* [WHAT IS REQUIRED]
Pull out every line of the listing below where "name" appears.

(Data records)

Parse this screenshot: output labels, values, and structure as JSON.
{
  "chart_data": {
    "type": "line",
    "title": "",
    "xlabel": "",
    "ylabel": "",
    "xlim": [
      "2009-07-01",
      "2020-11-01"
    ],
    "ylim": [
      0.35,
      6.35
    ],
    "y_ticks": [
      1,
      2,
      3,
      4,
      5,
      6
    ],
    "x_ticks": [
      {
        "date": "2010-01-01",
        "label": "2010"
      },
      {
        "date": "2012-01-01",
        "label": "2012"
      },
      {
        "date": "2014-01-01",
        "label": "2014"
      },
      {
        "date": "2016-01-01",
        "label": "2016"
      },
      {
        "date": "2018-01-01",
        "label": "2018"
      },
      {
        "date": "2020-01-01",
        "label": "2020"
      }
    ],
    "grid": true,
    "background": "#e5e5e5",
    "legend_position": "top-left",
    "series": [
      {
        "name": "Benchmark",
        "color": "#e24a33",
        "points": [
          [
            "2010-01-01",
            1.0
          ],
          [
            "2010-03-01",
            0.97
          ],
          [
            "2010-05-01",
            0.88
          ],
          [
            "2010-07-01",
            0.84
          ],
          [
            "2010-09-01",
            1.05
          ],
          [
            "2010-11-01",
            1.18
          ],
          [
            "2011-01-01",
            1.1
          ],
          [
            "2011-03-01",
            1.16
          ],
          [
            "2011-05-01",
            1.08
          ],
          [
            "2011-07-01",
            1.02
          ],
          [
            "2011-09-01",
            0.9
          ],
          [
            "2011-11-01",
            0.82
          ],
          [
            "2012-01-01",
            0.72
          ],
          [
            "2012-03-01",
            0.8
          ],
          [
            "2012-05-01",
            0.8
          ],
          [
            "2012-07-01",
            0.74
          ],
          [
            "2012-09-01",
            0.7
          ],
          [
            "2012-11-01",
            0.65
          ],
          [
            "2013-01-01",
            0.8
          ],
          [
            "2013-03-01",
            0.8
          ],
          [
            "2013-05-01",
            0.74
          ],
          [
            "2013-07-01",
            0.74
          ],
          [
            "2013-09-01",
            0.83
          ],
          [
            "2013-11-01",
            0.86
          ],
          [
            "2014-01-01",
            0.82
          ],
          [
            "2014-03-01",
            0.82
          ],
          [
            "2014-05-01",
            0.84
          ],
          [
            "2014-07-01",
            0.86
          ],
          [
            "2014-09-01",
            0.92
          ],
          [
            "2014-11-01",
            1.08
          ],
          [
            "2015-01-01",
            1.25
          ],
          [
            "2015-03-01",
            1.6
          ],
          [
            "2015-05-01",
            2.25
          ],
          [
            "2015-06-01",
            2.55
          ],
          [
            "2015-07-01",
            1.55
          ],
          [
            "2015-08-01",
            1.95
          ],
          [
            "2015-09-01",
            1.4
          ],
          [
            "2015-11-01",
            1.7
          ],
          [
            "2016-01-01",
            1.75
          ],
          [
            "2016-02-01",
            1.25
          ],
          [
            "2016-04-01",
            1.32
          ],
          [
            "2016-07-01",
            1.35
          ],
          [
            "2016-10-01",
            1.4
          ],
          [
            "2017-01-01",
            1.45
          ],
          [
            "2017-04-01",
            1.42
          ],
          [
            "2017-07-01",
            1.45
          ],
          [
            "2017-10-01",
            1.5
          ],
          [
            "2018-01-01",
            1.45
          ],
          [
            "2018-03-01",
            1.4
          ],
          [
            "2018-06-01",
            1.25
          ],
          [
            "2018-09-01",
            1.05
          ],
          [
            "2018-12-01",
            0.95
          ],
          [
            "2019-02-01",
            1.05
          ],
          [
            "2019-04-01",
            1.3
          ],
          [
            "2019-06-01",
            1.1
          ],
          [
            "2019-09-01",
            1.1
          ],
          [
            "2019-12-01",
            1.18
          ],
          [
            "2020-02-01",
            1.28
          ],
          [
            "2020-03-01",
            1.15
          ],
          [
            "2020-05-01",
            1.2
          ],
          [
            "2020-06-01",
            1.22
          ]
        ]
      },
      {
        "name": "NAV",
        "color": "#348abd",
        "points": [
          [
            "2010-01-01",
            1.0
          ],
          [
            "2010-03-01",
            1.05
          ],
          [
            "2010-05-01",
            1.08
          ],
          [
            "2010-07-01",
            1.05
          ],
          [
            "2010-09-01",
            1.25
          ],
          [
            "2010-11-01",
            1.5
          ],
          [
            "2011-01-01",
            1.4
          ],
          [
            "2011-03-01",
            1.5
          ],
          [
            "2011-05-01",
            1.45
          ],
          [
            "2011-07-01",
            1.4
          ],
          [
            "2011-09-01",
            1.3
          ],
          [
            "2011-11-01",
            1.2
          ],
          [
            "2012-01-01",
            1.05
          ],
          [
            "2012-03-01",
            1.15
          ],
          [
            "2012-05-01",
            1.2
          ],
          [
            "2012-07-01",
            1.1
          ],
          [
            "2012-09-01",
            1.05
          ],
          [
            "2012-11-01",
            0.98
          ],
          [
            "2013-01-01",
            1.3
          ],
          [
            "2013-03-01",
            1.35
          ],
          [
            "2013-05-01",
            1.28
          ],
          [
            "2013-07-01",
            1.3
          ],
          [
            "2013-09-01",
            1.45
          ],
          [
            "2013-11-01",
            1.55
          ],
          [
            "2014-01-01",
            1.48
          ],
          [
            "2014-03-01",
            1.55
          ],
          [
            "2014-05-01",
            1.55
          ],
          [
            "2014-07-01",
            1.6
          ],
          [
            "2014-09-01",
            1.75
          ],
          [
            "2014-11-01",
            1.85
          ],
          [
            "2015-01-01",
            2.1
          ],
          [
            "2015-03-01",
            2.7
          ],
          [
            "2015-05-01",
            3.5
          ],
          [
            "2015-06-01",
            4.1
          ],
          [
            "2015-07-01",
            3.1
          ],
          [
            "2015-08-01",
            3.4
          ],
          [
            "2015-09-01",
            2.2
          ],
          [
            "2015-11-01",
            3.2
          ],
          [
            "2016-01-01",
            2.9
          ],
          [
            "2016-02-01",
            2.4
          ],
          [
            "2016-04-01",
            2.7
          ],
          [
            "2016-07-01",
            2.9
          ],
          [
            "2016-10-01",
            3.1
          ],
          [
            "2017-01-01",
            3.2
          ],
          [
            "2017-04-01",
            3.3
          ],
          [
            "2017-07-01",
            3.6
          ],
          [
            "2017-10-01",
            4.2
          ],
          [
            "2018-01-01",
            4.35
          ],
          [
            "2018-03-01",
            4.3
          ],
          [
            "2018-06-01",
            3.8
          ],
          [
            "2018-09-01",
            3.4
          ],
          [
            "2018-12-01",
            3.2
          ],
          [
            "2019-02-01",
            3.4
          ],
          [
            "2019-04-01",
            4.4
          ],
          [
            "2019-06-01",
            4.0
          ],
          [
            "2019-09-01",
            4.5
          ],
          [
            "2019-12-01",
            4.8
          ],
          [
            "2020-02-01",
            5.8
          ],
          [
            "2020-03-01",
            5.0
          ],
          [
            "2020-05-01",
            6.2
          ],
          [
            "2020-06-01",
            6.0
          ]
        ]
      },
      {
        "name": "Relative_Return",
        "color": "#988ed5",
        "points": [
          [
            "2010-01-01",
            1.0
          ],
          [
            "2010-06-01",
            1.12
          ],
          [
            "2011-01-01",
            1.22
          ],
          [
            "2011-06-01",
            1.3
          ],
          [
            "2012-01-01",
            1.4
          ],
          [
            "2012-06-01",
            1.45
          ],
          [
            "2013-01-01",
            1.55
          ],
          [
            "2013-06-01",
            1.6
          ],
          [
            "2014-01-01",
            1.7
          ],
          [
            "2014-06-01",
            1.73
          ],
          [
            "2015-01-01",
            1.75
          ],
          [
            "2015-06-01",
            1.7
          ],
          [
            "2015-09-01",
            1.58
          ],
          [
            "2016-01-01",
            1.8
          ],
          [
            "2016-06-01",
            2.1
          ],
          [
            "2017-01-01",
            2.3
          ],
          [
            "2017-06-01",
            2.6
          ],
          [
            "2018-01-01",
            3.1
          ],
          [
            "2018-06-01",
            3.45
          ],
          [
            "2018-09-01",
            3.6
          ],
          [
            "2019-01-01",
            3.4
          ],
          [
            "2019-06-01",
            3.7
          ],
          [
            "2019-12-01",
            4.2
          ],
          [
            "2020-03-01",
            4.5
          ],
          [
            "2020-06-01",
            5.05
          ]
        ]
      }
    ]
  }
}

* [ANSWER BELOW]
        "name": "Benchmark",
        "name": "NAV",
        "name": "Relative_Return",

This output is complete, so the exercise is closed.